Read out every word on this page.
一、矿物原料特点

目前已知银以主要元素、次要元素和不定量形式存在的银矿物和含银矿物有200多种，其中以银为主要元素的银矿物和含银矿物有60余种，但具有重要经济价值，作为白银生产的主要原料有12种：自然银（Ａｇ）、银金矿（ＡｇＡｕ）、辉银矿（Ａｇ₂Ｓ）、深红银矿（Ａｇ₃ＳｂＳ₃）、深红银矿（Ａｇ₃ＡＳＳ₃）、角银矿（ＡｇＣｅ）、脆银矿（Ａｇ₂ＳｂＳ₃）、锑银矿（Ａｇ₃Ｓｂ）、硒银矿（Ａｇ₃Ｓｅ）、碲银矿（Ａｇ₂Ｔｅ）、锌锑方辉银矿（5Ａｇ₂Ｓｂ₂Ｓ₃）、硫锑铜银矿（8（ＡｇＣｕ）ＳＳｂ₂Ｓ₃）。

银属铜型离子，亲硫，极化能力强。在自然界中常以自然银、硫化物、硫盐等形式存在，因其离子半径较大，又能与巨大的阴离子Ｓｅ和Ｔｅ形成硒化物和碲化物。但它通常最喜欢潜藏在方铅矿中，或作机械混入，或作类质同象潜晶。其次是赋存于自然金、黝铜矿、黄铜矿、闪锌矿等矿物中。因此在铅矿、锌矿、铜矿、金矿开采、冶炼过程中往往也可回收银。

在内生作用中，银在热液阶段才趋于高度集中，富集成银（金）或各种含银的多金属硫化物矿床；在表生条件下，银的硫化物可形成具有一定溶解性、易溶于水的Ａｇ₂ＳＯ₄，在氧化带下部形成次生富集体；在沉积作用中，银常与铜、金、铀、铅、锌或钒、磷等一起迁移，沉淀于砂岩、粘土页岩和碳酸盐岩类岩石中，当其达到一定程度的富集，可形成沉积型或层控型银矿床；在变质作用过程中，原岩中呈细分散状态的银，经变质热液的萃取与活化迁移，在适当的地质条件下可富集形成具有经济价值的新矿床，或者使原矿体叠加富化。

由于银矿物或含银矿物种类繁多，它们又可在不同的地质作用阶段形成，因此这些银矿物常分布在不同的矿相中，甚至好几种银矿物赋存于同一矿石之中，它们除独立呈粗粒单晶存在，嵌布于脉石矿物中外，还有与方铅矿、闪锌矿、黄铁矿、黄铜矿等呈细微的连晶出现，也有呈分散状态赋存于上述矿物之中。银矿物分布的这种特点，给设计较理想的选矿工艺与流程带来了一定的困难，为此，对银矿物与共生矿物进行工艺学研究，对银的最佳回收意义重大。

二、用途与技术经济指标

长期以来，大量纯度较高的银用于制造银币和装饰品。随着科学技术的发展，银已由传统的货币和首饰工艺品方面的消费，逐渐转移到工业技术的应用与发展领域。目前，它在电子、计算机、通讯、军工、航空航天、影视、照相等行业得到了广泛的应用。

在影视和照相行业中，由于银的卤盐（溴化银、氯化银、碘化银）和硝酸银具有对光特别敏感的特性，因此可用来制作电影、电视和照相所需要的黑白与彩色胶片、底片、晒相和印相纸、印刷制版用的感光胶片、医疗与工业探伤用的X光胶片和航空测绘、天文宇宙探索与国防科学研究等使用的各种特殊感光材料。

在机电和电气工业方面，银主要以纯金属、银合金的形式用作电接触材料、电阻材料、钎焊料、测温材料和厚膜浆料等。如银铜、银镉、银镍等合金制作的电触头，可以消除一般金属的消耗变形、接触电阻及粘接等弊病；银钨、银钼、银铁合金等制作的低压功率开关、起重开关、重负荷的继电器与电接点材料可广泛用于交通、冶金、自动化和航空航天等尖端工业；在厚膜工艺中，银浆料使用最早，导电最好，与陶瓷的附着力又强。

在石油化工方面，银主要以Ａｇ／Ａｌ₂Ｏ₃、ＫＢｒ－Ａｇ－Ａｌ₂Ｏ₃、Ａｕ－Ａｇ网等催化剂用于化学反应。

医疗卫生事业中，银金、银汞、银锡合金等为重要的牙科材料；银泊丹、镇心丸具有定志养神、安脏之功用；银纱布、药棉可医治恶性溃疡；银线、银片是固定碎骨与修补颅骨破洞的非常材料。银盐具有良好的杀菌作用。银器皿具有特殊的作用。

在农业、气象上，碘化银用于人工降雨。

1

★ ★ ★ ★

■ **GIVEN INSTRUCTION**:
Reproduce the material above without altering a single character.

■ **EXERCISE RESULT**:
Read out every word on this page.
一、矿物原料特点

目前已知银以主要元素、次要元素和不定量形式存在的银矿物和含银矿物有200多种，其中以银为主要元素的银矿物和含银矿物有60余种，但具有重要经济价值，作为白银生产的主要原料有12种：自然银（Ａｇ）、银金矿（ＡｇＡｕ）、辉银矿（Ａｇ₂Ｓ）、深红银矿（Ａｇ₃ＳｂＳ₃）、深红银矿（Ａｇ₃ＡＳＳ₃）、角银矿（ＡｇＣｅ）、脆银矿（Ａｇ₂ＳｂＳ₃）、锑银矿（Ａｇ₃Ｓｂ）、硒银矿（Ａｇ₃Ｓｅ）、碲银矿（Ａｇ₂Ｔｅ）、锌锑方辉银矿（5Ａｇ₂Ｓｂ₂Ｓ₃）、硫锑铜银矿（8（ＡｇＣｕ）ＳＳｂ₂Ｓ₃）。

银属铜型离子，亲硫，极化能力强。在自然界中常以自然银、硫化物、硫盐等形式存在，因其离子半径较大，又能与巨大的阴离子Ｓｅ和Ｔｅ形成硒化物和碲化物。但它通常最喜欢潜藏在方铅矿中，或作机械混入，或作类质同象潜晶。其次是赋存于自然金、黝铜矿、黄铜矿、闪锌矿等矿物中。因此在铅矿、锌矿、铜矿、金矿开采、冶炼过程中往往也可回收银。

在内生作用中，银在热液阶段才趋于高度集中，富集成银（金）或各种含银的多金属硫化物矿床；在表生条件下，银的硫化物可形成具有一定溶解性、易溶于水的Ａｇ₂ＳＯ₄，在氧化带下部形成次生富集体；在沉积作用中，银常与铜、金、铀、铅、锌或钒、磷等一起迁移，沉淀于砂岩、粘土页岩和碳酸盐岩类岩石中，当其达到一定程度的富集，可形成沉积型或层控型银矿床；在变质作用过程中，原岩中呈细分散状态的银，经变质热液的萃取与活化迁移，在适当的地质条件下可富集形成具有经济价值的新矿床，或者使原矿体叠加富化。

由于银矿物或含银矿物种类繁多，它们又可在不同的地质作用阶段形成，因此这些银矿物常分布在不同的矿相中，甚至好几种银矿物赋存于同一矿石之中，它们除独立呈粗粒单晶存在，嵌布于脉石矿物中外，还有与方铅矿、闪锌矿、黄铁矿、黄铜矿等呈细微的连晶出现，也有呈分散状态赋存于上述矿物之中。银矿物分布的这种特点，给设计较理想的选矿工艺与流程带来了一定的困难，为此，对银矿物与共生矿物进行工艺学研究，对银的最佳回收意义重大。

二、用途与技术经济指标

长期以来，大量纯度较高的银用于制造银币和装饰品。随着科学技术的发展，银已由传统的货币和首饰工艺品方面的消费，逐渐转移到工业技术的应用与发展领域。目前，它在电子、计算机、通讯、军工、航空航天、影视、照相等行业得到了广泛的应用。

在影视和照相行业中，由于银的卤盐（溴化银、氯化银、碘化银）和硝酸银具有对光特别敏感的特性，因此可用来制作电影、电视和照相所需要的黑白与彩色胶片、底片、晒相和印相纸、印刷制版用的感光胶片、医疗与工业探伤用的X光胶片和航空测绘、天文宇宙探索与国防科学研究等使用的各种特殊感光材料。

在机电和电气工业方面，银主要以纯金属、银合金的形式用作电接触材料、电阻材料、钎焊料、测温材料和厚膜浆料等。如银铜、银镉、银镍等合金制作的电触头，可以消除一般金属的消耗变形、接触电阻及粘接等弊病；银钨、银钼、银铁合金等制作的低压功率开关、起重开关、重负荷的继电器与电接点材料可广泛用于交通、冶金、自动化和航空航天等尖端工业；在厚膜工艺中，银浆料使用最早，导电最好，与陶瓷的附着力又强。

在石油化工方面，银主要以Ａｇ／Ａｌ₂Ｏ₃、ＫＢｒ－Ａｇ－Ａｌ₂Ｏ₃、Ａｕ－Ａｇ网等催化剂用于化学反应。

医疗卫生事业中，银金、银汞、银锡合金等为重要的牙科材料；银泊丹、镇心丸具有定志养神、安脏之功用；银纱布、药棉可医治恶性溃疡；银线、银片是固定碎骨与修补颅骨破洞的非常材料。银盐具有良好的杀菌作用。银器皿具有特殊的作用。

在农业、气象上，碘化银用于人工降雨。

1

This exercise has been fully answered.